→ Available data:
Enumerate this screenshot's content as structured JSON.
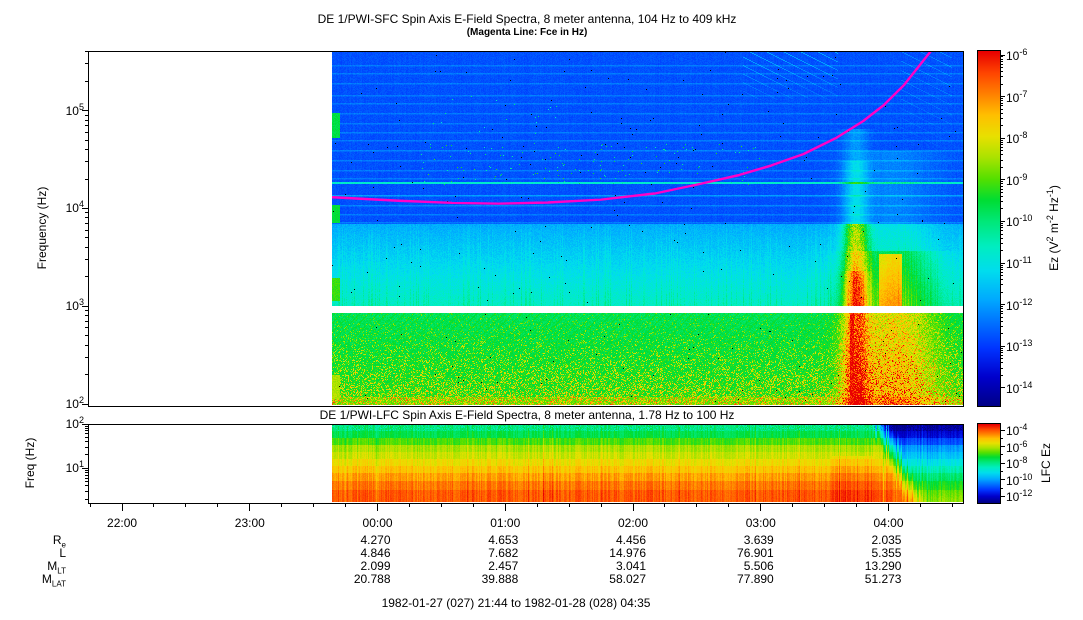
{
  "caption": "1982-01-27 (027) 21:44 to 1982-01-28 (028) 04:35",
  "time_axis": {
    "start": "21:44",
    "end": "04:35",
    "hour_labels": [
      "22:00",
      "23:00",
      "00:00",
      "01:00",
      "02:00",
      "03:00",
      "04:00"
    ],
    "minor_tick_minutes": 15
  },
  "chart_data": [
    {
      "id": "sfc",
      "type": "heatmap",
      "title": "DE 1/PWI-SFC  Spin Axis E-Field Spectra, 8 meter antenna, 104 Hz to 409 kHz",
      "subtitle": "(Magenta Line: Fce in Hz)",
      "ylabel": "Frequency (Hz)",
      "ylim_hz": [
        100,
        409000
      ],
      "ytick_exps": [
        5,
        4,
        3,
        2
      ],
      "x_start": "21:44",
      "x_end": "04:35",
      "data_start": "23:39",
      "colorbar": {
        "tick_exps": [
          -6,
          -7,
          -8,
          -9,
          -10,
          -11,
          -12,
          -13,
          -14
        ],
        "label_parts": [
          {
            "t": "Ez (V"
          },
          {
            "sup": "2"
          },
          {
            "t": " m"
          },
          {
            "sup": "-2"
          },
          {
            "t": " Hz"
          },
          {
            "sup": "-1"
          },
          {
            "t": ")"
          }
        ]
      },
      "bands": [
        {
          "name": "vlf-blue",
          "f_hz": [
            7000,
            409000
          ],
          "level": "low intensity (blue) with horizontal banding"
        },
        {
          "name": "elf-cyan",
          "f_hz": [
            1030,
            7000
          ],
          "level": "moderate intensity (cyan) with vertical streaks"
        },
        {
          "name": "receiver-gap",
          "f_hz": [
            870,
            1030
          ],
          "level": "no data (white)"
        },
        {
          "name": "lf-green",
          "f_hz": [
            100,
            870
          ],
          "level": "high intensity (green-yellow speckle)"
        }
      ],
      "spectral_lines": [
        {
          "f_hz": 18500,
          "color": "cyan",
          "desc": "narrowband emission line"
        }
      ],
      "events": [
        {
          "t": [
            "03:40",
            "03:49"
          ],
          "f_hz": [
            100,
            25000
          ],
          "desc": "intense burst, red core"
        },
        {
          "t": [
            "03:53",
            "04:12"
          ],
          "f_hz": [
            100,
            9000
          ],
          "desc": "strong broadband enhancement"
        }
      ],
      "fce_line": {
        "color": "#ff00c8",
        "points_time_hz": [
          [
            "23:39",
            13000
          ],
          [
            "00:10",
            12000
          ],
          [
            "00:35",
            11400
          ],
          [
            "00:57",
            11200
          ],
          [
            "01:20",
            11500
          ],
          [
            "01:45",
            12300
          ],
          [
            "02:10",
            14200
          ],
          [
            "02:30",
            17500
          ],
          [
            "02:50",
            22000
          ],
          [
            "03:05",
            27500
          ],
          [
            "03:20",
            36000
          ],
          [
            "03:35",
            52000
          ],
          [
            "03:48",
            78000
          ],
          [
            "03:58",
            115000
          ],
          [
            "04:07",
            180000
          ],
          [
            "04:14",
            280000
          ],
          [
            "04:20",
            409000
          ]
        ]
      }
    },
    {
      "id": "lfc",
      "type": "heatmap",
      "title": "DE 1/PWI-LFC  Spin Axis E-Field Spectra, 8 meter antenna, 1.78 Hz to 100 Hz",
      "ylabel": "Freq (Hz)",
      "ylim_hz": [
        1.78,
        100
      ],
      "ytick_exps": [
        2,
        1
      ],
      "data_start": "23:39",
      "colorbar": {
        "label": "LFC Ez",
        "tick_exps": [
          -4,
          -6,
          -8,
          -10,
          -12
        ]
      },
      "profile": "intensity increases toward low frequency: green at top through yellow and orange to red at bottom; spectrum weakens to blue/green after 04:00"
    }
  ],
  "ephemeris": {
    "columns": [
      "00:00",
      "01:00",
      "02:00",
      "03:00",
      "04:00"
    ],
    "rows": [
      {
        "label": "R",
        "sub": "e",
        "values": [
          "4.270",
          "4.653",
          "4.456",
          "3.639",
          "2.035"
        ]
      },
      {
        "label": "L",
        "sub": "",
        "values": [
          "4.846",
          "7.682",
          "14.976",
          "76.901",
          "5.355"
        ]
      },
      {
        "label": "M",
        "sub": "LT",
        "values": [
          "2.099",
          "2.457",
          "3.041",
          "5.506",
          "13.290"
        ]
      },
      {
        "label": "M",
        "sub": "LAT",
        "values": [
          "20.788",
          "39.888",
          "58.027",
          "77.890",
          "51.273"
        ]
      }
    ]
  },
  "colors": {
    "fce_line": "#ff00c8",
    "colormap_low": "#000080",
    "colormap_high": "#e80000",
    "background": "#ffffff"
  }
}
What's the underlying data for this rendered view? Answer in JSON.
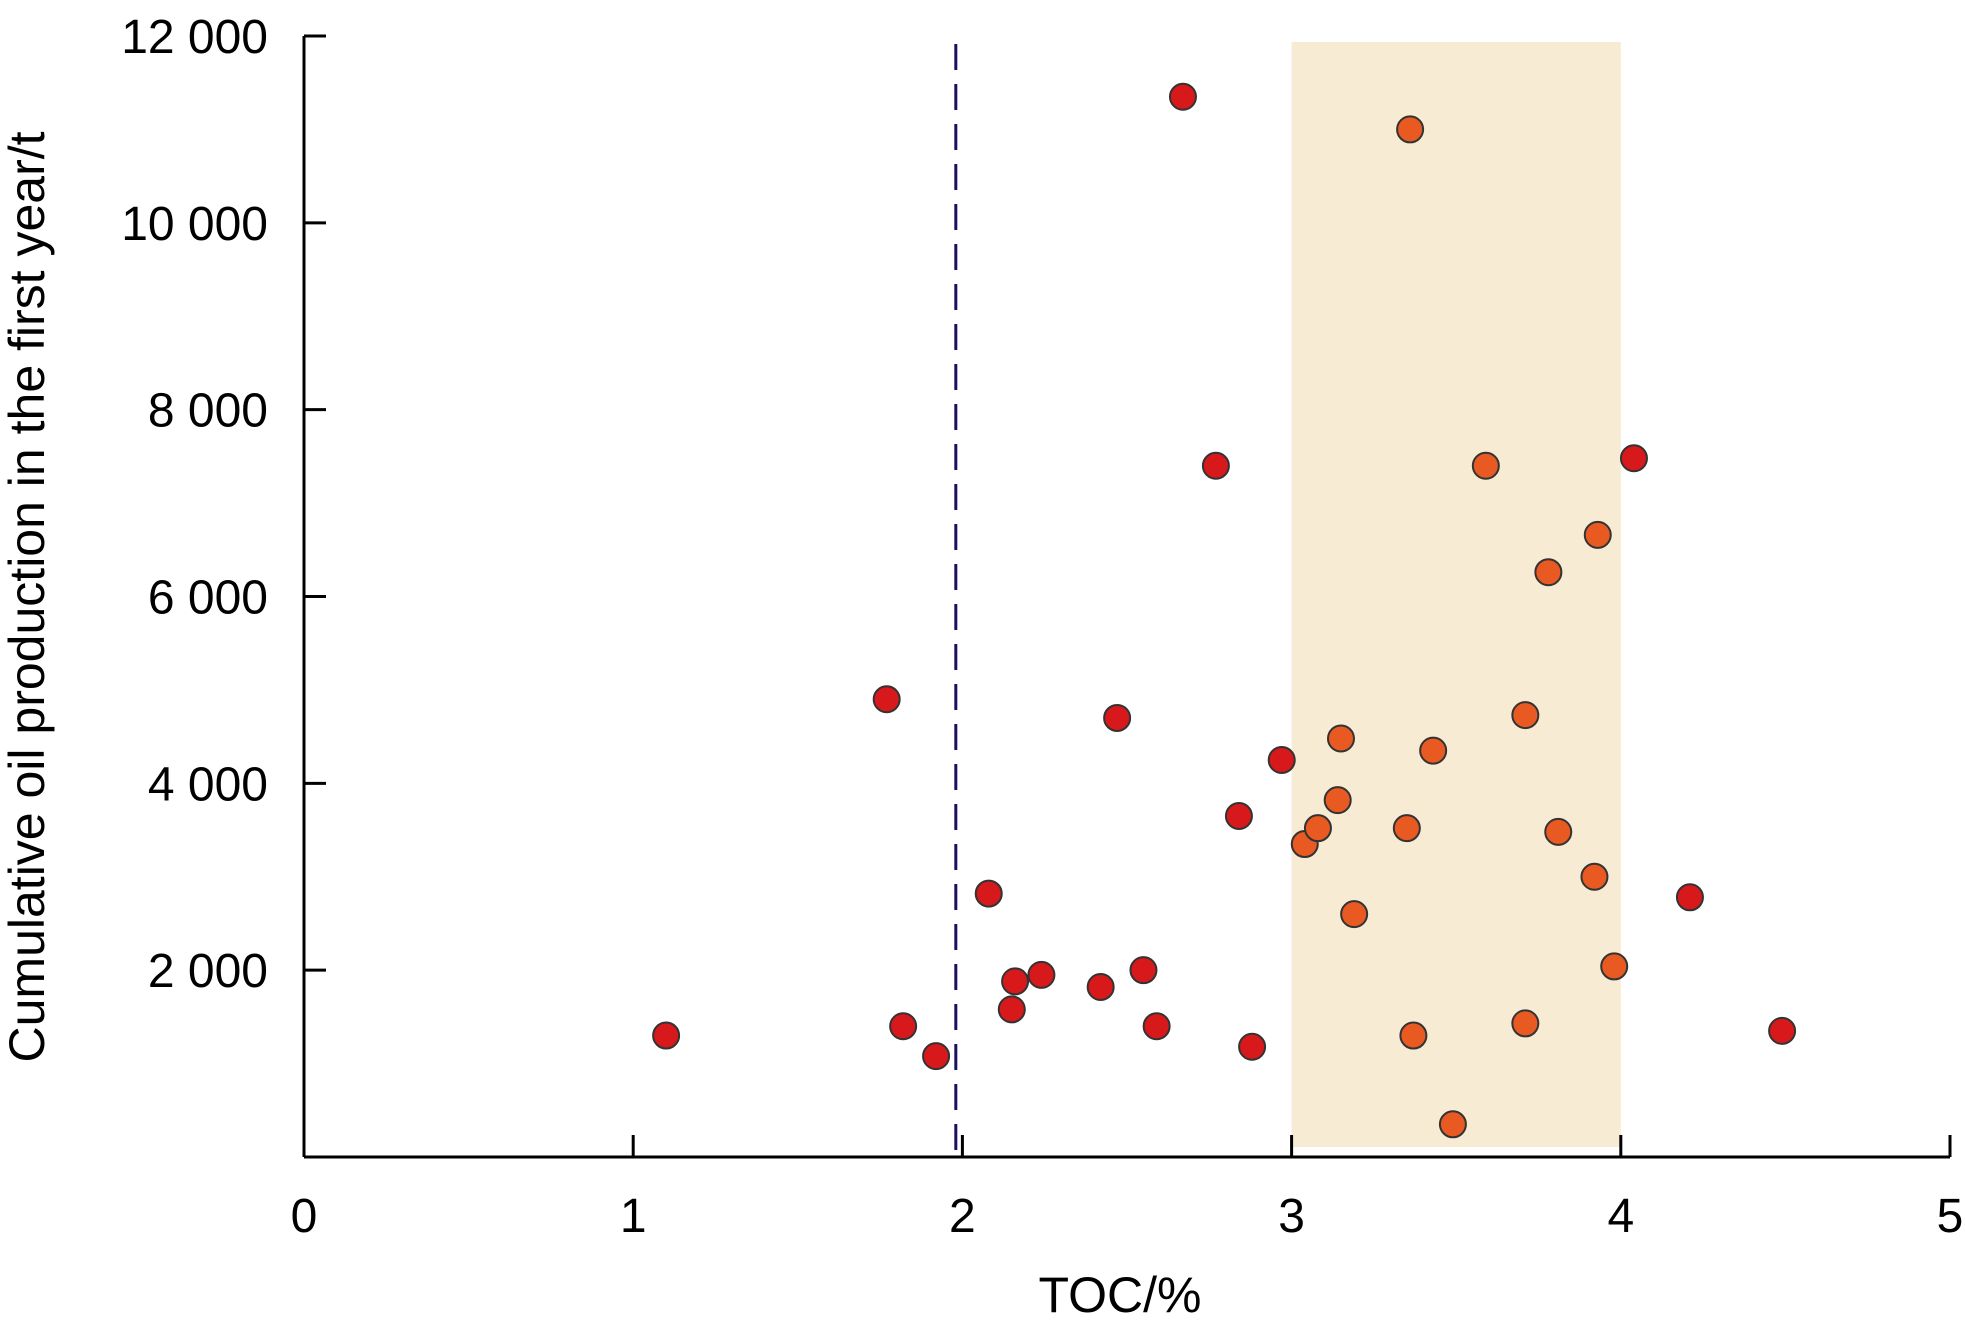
{
  "chart_data": {
    "type": "scatter",
    "title": "",
    "xlabel": "TOC/%",
    "ylabel": "Cumulative oil production in the first year/t",
    "xlim": [
      0,
      5
    ],
    "ylim": [
      0,
      12000
    ],
    "x_ticks": [
      0,
      1,
      2,
      3,
      4,
      5
    ],
    "x_tick_labels": [
      "0",
      "1",
      "2",
      "3",
      "4",
      "5"
    ],
    "y_ticks": [
      2000,
      4000,
      6000,
      8000,
      10000,
      12000
    ],
    "y_tick_labels": [
      "2 000",
      "4 000",
      "6 000",
      "8 000",
      "10 000",
      "12 000"
    ],
    "grid": false,
    "reference_line": {
      "x": 1.98,
      "style": "dashed",
      "color": "#1a1060"
    },
    "highlight_band": {
      "x_from": 3.0,
      "x_to": 4.0,
      "color": "#f7ebd4"
    },
    "series": [
      {
        "color": "#d7191c",
        "points": [
          [
            1.1,
            1300
          ],
          [
            1.77,
            4900
          ],
          [
            1.82,
            1400
          ],
          [
            1.92,
            1080
          ],
          [
            2.08,
            2820
          ],
          [
            2.15,
            1580
          ],
          [
            2.16,
            1880
          ],
          [
            2.24,
            1950
          ],
          [
            2.42,
            1820
          ],
          [
            2.47,
            4700
          ],
          [
            2.55,
            2000
          ],
          [
            2.59,
            1400
          ],
          [
            2.67,
            11350
          ],
          [
            2.77,
            7400
          ],
          [
            2.84,
            3650
          ],
          [
            2.88,
            1180
          ],
          [
            2.97,
            4250
          ],
          [
            4.04,
            7480
          ],
          [
            4.21,
            2780
          ],
          [
            4.49,
            1350
          ]
        ]
      },
      {
        "color": "#e85a22",
        "points": [
          [
            3.04,
            3350
          ],
          [
            3.08,
            3520
          ],
          [
            3.14,
            3820
          ],
          [
            3.15,
            4480
          ],
          [
            3.19,
            2600
          ],
          [
            3.36,
            11000
          ],
          [
            3.35,
            3520
          ],
          [
            3.37,
            1300
          ],
          [
            3.43,
            4350
          ],
          [
            3.49,
            350
          ],
          [
            3.59,
            7400
          ],
          [
            3.71,
            4730
          ],
          [
            3.71,
            1430
          ],
          [
            3.78,
            6260
          ],
          [
            3.81,
            3480
          ],
          [
            3.92,
            3000
          ],
          [
            3.93,
            6660
          ],
          [
            3.98,
            2040
          ]
        ]
      }
    ]
  }
}
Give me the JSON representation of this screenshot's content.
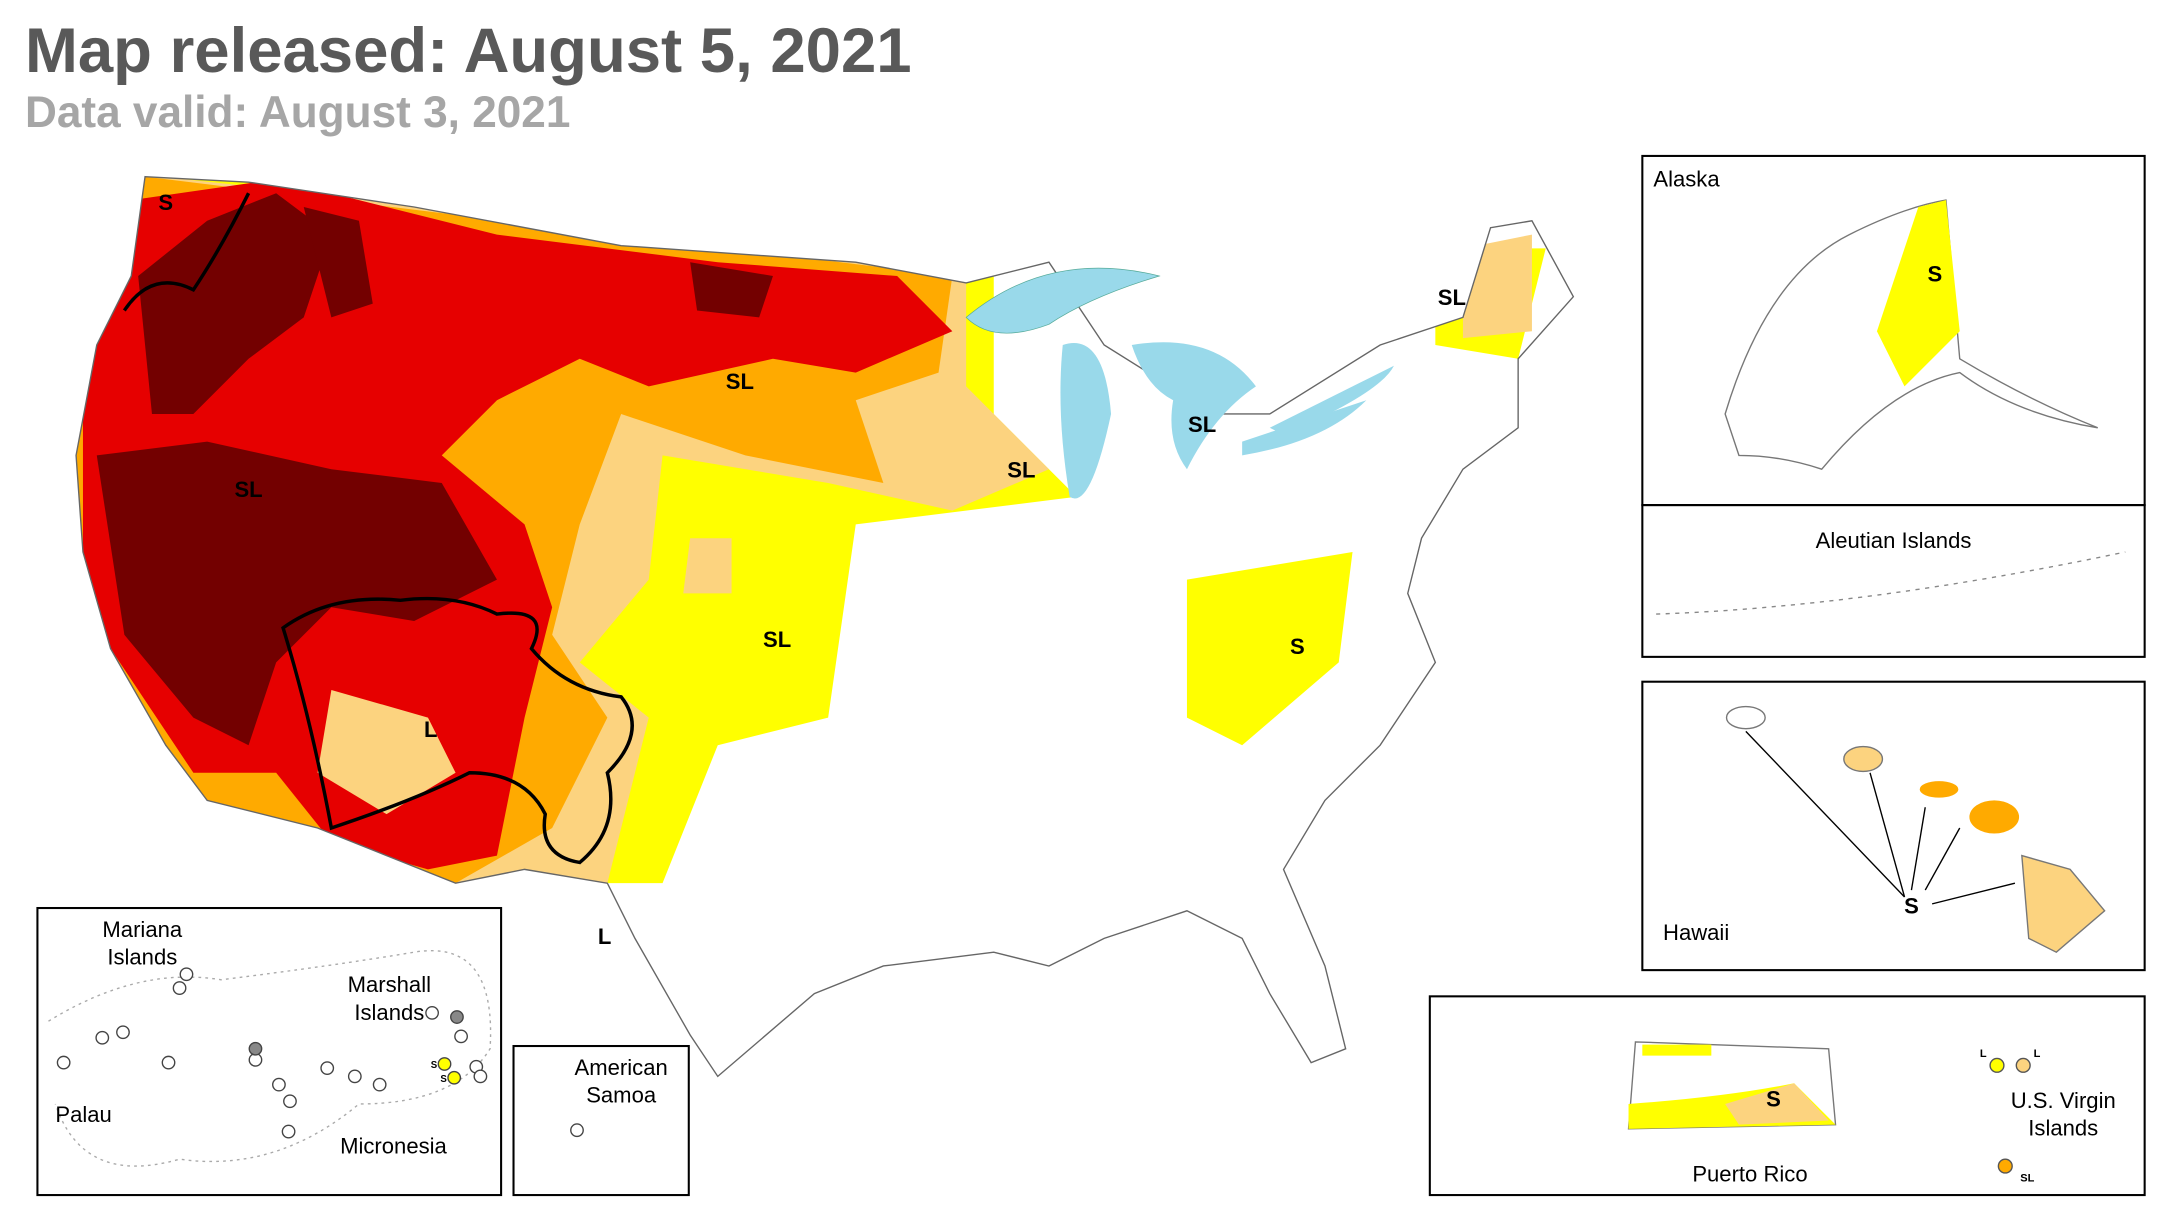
{
  "header": {
    "title": "Map released: August 5, 2021",
    "subtitle": "Data valid: August 3, 2021"
  },
  "map_labels": [
    "S",
    "SL",
    "SL",
    "SL",
    "SL",
    "SL",
    "SL",
    "S",
    "L",
    "L"
  ],
  "insets": {
    "alaska": {
      "title": "Alaska",
      "label": "S"
    },
    "aleutian": {
      "title": "Aleutian Islands"
    },
    "hawaii": {
      "title": "Hawaii",
      "label": "S"
    },
    "puerto_rico": {
      "title": "Puerto Rico",
      "label": "S"
    },
    "virgin_islands": {
      "title": "U.S. Virgin Islands",
      "labels": [
        "L",
        "L",
        "SL"
      ]
    },
    "pacific": {
      "labels": [
        "Mariana Islands",
        "Marshall Islands",
        "Palau",
        "Micronesia"
      ],
      "marks": [
        "S",
        "S"
      ]
    },
    "samoa": {
      "title": "American Samoa"
    }
  }
}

→ Written exercise:
Scan the listing above. Gather each line that contains the word "ylabel".

→ Task answer:
      "ylabel": "Frequency (Hz)",
      "ylabel": "Freq (Hz)",
    "ylabel": "Cumulative oil production in the first year/t",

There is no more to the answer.